Instruction
Copy out all lines that carry the word "farms".

Provided data
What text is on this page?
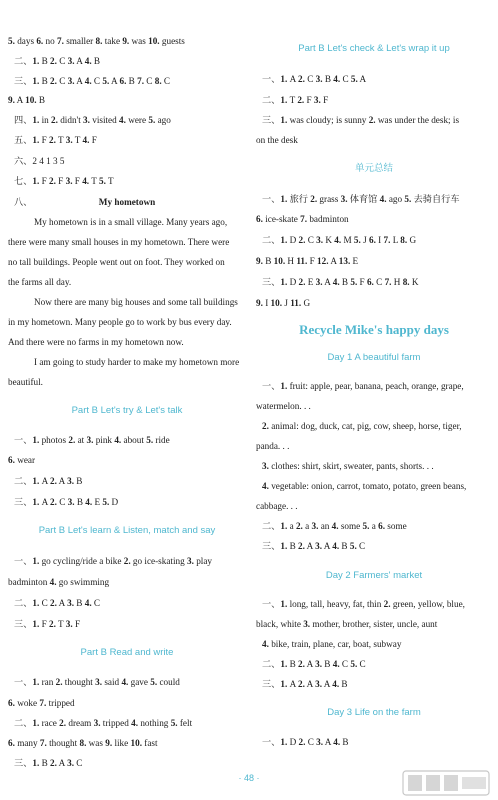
5. days 6. no 7. smaller 8. take 9. was 10. guests
二、1. B 2. C 3. A 4. B
三、1. B 2. C 3. A 4. C 5. A 6. B 7. C 8. C
9. A 10. B
四、1. in 2. didn't 3. visited 4. were 5. ago
五、1. F 2. T 3. T 4. F
六、2 4 1 3 5
七、1. F 2. F 3. F 4. T 5. T
八、	My hometown
My hometown is in a small village. Many years ago,
there were many small houses in my hometown. There were
no tall buildings. People went out on foot. They worked on
the farms all day.
Now there are many big houses and some tall buildings
in my hometown. Many people go to work by bus every day.
And there were no farms in my hometown now.
I am going to study harder to make my hometown more
beautiful.
Part B Let's try & Let's talk
一、1. photos 2. at 3. pink 4. about 5. ride
6. wear
二、1. A 2. A 3. B
三、1. A 2. C 3. B 4. E 5. D
Part B Let's learn & Listen, match and say
一、1. go cycling/ride a bike 2. go ice-skating 3. play
badminton 4. go swimming
二、1. C 2. A 3. B 4. C
三、1. F 2. T 3. F
Part B Read and write
一、1. ran 2. thought 3. said 4. gave 5. could
6. woke 7. tripped
二、1. race 2. dream 3. tripped 4. nothing 5. felt
6. many 7. thought 8. was 9. like 10. fast
三、1. B 2. A 3. C
Part B Let's check & Let's wrap it up
一、1. A 2. C 3. B 4. C 5. A
二、1. T 2. F 3. F
三、1. was cloudy; is sunny 2. was under the desk; is
on the desk
单元总结
一、1. 旅行 2. grass 3. 体育馆 4. ago 5. 去骑自行车
6. ice-skate 7. badminton
二、1. D 2. C 3. K 4. M 5. J 6. I 7. L 8. G
9. B 10. H 11. F 12. A 13. E
三、1. D 2. E 3. A 4. B 5. F 6. C 7. H 8. K
9. I 10. J 11. G
Recycle Mike's happy days
Day 1 A beautiful farm
一、1. fruit: apple, pear, banana, peach, orange, grape,
watermelon. . .
2. animal: dog, duck, cat, pig, cow, sheep, horse, tiger,
panda. . .
3. clothes: shirt, skirt, sweater, pants, shorts. . .
4. vegetable: onion, carrot, tomato, potato, green beans,
cabbage. . .
二、1. a 2. a 3. an 4. some 5. a 6. some
三、1. B 2. A 3. A 4. B 5. C
Day 2 Farmers' market
一、1. long, tall, heavy, fat, thin 2. green, yellow, blue,
black, white 3. mother, brother, sister, uncle, aunt
4. bike, train, plane, car, boat, subway
二、1. B 2. A 3. B 4. C 5. C
三、1. A 2. A 3. A 4. B
Day 3 Life on the farm
一、1. D 2. C 3. A 4. B
· 48 ·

Response to this task
the farms all day.
And there were no farms in my hometown now.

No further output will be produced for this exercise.